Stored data
------------------------
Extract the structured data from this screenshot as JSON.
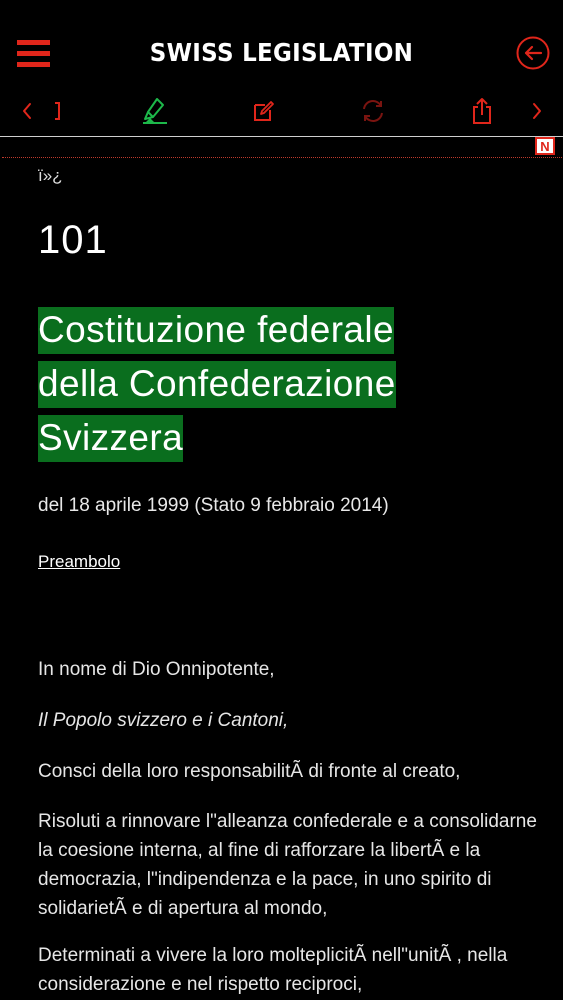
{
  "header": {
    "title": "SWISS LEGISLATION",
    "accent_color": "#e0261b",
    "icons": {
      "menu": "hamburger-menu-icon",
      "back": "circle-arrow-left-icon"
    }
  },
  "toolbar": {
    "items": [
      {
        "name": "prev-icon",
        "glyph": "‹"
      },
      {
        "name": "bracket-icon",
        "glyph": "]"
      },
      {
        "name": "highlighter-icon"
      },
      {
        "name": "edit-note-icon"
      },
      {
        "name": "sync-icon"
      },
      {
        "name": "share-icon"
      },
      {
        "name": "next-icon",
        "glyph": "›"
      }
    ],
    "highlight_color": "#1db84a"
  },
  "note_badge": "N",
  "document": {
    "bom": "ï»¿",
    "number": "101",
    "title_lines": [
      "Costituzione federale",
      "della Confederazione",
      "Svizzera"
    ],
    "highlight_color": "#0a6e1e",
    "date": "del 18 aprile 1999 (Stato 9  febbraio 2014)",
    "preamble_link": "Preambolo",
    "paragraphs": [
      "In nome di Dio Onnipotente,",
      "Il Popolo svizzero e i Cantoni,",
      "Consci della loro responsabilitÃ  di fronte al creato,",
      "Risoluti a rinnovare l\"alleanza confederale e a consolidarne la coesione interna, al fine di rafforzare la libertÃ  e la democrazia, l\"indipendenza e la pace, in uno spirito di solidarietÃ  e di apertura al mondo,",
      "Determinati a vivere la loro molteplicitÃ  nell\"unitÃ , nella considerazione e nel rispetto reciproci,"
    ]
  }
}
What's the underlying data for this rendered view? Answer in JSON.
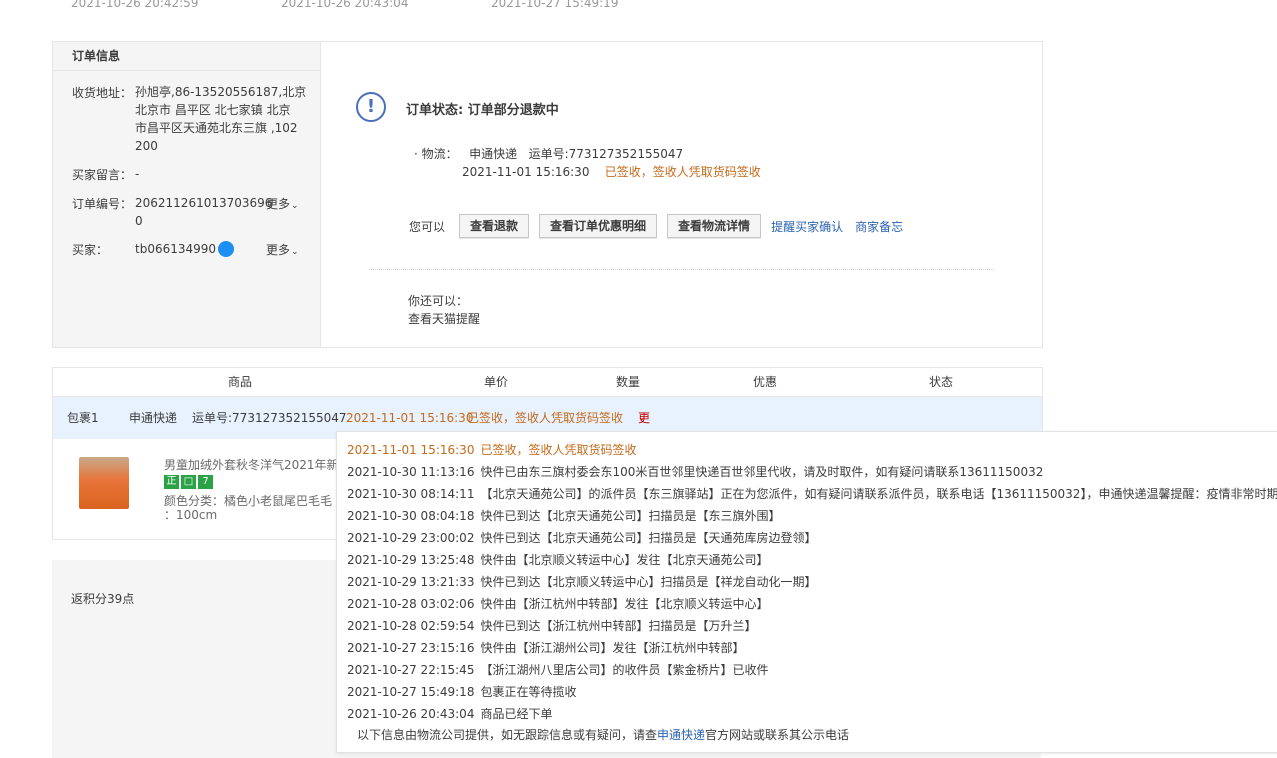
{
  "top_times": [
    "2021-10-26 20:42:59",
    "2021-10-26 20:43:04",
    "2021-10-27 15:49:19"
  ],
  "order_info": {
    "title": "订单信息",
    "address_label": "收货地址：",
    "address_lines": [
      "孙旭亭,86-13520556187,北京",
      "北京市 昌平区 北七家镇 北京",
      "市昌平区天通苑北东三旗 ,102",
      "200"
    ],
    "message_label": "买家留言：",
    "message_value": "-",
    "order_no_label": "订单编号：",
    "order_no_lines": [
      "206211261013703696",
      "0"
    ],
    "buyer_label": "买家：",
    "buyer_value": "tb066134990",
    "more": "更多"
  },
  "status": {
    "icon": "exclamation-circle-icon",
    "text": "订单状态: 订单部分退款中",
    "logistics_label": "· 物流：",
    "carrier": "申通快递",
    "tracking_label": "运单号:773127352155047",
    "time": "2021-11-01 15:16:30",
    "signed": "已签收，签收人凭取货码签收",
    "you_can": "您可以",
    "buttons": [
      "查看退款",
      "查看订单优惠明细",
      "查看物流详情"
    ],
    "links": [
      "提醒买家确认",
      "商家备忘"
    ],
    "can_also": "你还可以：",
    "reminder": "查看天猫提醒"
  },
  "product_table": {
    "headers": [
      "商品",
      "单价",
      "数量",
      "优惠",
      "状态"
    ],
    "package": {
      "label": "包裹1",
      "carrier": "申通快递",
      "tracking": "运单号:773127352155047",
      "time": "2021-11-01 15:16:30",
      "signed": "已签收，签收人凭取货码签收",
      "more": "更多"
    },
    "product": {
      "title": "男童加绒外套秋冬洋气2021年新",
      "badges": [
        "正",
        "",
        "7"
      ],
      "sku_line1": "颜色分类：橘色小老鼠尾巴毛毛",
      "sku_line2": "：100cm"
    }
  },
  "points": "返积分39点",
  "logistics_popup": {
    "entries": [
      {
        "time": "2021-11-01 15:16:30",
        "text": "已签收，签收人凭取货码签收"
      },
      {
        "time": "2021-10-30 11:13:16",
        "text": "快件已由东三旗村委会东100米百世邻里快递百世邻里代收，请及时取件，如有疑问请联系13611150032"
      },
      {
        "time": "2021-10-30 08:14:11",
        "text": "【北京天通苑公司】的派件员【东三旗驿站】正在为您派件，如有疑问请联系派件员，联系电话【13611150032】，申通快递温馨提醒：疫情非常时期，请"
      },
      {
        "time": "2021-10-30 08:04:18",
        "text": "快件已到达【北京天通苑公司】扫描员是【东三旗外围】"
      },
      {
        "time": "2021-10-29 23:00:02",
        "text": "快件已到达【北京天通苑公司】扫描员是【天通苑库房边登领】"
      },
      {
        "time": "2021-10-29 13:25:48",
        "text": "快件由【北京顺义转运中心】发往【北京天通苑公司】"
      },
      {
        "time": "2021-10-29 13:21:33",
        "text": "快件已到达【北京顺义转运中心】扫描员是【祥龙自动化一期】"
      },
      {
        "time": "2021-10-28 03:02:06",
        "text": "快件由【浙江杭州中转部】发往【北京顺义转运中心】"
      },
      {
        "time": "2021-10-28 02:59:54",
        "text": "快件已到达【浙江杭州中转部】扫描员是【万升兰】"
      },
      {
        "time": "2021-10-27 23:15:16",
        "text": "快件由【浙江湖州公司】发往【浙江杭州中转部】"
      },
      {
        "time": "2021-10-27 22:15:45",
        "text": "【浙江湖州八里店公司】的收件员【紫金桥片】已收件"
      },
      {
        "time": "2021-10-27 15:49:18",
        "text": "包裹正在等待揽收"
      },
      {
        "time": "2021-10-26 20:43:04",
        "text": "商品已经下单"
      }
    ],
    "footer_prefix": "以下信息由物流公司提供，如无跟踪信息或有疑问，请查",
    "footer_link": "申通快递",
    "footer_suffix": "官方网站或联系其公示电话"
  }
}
------------------------
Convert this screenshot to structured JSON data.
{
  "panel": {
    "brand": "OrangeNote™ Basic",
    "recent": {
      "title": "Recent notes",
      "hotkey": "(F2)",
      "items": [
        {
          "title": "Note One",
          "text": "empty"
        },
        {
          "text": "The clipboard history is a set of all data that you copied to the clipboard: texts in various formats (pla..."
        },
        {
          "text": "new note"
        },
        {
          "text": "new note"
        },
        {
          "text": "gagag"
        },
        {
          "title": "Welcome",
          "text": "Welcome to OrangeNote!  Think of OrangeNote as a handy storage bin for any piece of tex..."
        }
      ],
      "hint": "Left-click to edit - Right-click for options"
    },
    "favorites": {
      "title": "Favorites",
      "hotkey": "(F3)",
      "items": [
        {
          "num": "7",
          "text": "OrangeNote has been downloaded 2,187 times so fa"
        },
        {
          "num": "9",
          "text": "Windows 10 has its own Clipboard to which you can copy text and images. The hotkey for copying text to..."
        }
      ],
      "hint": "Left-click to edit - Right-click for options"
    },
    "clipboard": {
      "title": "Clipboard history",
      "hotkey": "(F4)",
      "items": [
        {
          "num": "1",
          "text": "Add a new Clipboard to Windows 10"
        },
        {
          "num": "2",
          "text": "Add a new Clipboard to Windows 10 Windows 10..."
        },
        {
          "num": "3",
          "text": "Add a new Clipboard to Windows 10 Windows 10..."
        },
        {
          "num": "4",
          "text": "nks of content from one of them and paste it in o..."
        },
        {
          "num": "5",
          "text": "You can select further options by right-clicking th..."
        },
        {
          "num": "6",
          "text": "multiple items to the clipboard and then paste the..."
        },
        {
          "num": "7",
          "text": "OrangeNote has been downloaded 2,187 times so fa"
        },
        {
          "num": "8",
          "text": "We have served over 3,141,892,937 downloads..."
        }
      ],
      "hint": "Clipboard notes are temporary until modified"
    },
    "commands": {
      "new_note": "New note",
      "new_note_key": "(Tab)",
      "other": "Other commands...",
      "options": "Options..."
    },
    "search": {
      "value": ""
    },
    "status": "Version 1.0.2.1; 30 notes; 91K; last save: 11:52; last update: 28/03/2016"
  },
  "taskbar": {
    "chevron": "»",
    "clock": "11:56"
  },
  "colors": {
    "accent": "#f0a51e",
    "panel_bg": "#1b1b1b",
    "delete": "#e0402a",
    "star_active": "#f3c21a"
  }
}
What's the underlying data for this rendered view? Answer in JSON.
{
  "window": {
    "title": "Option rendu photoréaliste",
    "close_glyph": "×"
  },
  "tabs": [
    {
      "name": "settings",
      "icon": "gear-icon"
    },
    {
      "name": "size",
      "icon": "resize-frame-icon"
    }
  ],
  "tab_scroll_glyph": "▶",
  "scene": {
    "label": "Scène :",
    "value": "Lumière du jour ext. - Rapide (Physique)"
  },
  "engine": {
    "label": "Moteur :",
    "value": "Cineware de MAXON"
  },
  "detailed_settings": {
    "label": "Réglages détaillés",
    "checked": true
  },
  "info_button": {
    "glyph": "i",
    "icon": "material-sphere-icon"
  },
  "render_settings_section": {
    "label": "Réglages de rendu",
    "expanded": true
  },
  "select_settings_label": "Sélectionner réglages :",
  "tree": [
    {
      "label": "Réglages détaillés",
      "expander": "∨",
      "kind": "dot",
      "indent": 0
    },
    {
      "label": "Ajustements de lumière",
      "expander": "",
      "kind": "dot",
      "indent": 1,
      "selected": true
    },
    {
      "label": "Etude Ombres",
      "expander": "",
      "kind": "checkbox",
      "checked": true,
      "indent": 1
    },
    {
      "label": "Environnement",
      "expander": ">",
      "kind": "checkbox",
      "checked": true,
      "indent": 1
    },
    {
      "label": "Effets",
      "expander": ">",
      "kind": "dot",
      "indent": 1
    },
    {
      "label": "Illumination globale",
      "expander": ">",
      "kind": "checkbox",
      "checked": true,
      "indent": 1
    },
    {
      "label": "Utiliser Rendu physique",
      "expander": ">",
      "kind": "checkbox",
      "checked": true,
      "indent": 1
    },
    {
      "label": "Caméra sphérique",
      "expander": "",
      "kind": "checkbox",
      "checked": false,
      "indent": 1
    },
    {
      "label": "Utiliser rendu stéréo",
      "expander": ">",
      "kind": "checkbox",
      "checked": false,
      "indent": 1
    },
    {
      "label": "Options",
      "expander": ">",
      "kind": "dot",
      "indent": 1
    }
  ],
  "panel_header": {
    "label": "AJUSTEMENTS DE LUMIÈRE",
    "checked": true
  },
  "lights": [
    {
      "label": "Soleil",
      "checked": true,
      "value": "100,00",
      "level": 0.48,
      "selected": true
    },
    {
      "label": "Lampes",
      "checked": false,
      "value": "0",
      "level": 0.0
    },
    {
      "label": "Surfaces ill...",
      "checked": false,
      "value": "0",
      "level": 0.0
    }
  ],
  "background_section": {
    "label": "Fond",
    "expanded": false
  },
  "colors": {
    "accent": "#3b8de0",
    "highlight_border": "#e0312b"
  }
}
------------------------
■ To do
Read through the lines above and collect those that contain the string "北京天通苑公司".

■ Answer
        "text": "【北京天通苑公司】的派件员【东三旗驿站】正在为您派件，如有疑问请联系派件员，联系电话【13611150032】，申通快递温馨提醒：疫情非常时期，请"
        "text": "快件已到达【北京天通苑公司】扫描员是【东三旗外围】"
        "text": "快件已到达【北京天通苑公司】扫描员是【天通苑库房边登领】"
        "text": "快件由【北京顺义转运中心】发往【北京天通苑公司】"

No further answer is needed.